## Source extract:
[Start of Attachment]

Performing Department
(N/A)
Non Technical Summary
Herbal medicine has been developed and practiced by multiple indigenous cultures around the world for millennia. In modern medicine, of the 175 therapeutic small molecules approved by FDA for treating cancer since 1940, 131, or 74.8%, are other than synthetic, with 85, or 48.6%, actually being either natural products or directly derived therefrom. Among natural products-derived modern medicines, 25% come from plants. Recent advances in fundamental knowledge of plant specialized metabolism and the ability to engineer plant natural product biosynthesis in heterologous hosts greatly expedite our ability to harness the medicinal values of plants to treat human diseases. In the project, we focus on two related classes of medicinal peptide natural products initially isolated from the Chinese medicinal plant Lycium barbarum (goji berry) and Dendrocnide moroides (Australian stinging tree). By elucidating and engineering the biosynthetic pathways for these natural products, this research will open up tremendous new opportunities for greatly expanding the chemical space of cyclic peptides through the means of synthetic biology approach for both agronomical and pharmaceutical applications.

[End of Attachment]

## Given information:
[Start of Attachment]

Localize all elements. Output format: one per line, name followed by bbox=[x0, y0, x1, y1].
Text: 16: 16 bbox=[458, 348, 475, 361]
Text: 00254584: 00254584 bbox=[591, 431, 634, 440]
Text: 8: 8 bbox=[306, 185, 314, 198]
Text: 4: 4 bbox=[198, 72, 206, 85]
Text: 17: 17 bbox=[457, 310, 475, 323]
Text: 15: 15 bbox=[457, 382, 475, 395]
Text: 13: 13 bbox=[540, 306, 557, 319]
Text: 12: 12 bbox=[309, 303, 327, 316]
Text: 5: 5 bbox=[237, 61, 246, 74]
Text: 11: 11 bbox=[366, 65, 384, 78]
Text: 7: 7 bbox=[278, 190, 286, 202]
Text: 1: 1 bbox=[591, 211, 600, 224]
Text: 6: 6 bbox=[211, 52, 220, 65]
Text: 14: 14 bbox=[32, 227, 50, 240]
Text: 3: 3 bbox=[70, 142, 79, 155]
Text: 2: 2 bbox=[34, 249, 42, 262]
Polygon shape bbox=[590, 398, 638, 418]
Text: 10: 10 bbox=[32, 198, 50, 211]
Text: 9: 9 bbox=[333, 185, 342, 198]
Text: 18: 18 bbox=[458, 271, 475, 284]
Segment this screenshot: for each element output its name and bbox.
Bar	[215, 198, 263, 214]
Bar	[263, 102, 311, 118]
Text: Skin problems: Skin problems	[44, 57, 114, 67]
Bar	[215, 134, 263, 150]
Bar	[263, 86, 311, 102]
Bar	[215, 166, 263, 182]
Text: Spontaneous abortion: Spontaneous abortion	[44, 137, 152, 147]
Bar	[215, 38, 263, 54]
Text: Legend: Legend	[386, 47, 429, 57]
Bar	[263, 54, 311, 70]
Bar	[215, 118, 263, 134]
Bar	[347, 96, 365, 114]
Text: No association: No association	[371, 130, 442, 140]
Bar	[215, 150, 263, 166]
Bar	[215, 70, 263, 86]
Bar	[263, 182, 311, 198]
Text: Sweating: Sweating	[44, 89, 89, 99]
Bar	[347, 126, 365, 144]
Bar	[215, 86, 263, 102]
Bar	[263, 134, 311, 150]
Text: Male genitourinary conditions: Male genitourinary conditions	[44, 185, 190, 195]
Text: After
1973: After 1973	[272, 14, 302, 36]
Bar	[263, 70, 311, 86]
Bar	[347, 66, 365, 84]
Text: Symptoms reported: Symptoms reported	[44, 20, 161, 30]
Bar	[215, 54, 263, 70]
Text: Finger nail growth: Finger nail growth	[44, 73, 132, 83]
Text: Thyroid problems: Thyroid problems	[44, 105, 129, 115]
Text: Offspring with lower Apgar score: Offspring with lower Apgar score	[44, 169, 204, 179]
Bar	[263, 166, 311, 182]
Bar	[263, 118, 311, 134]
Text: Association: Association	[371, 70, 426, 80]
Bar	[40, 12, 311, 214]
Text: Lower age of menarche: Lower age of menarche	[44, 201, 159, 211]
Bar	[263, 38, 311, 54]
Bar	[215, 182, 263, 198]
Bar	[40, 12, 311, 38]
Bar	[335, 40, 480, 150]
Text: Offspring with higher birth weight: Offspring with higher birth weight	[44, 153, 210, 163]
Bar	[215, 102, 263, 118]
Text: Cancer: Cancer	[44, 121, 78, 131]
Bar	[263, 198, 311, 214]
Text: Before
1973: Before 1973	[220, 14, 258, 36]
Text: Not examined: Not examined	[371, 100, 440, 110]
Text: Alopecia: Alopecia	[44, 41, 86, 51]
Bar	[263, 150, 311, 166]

[End of Attachment]

## What the task requires:
Please name the two plants from which, according to the project summary, the medicinal peptide natural products were first isolated. The listing has no connection to the project summary.

## Answer section:
Lycium barbarum (goji berry) and Dendrocnide moroides (Australian stinging tree).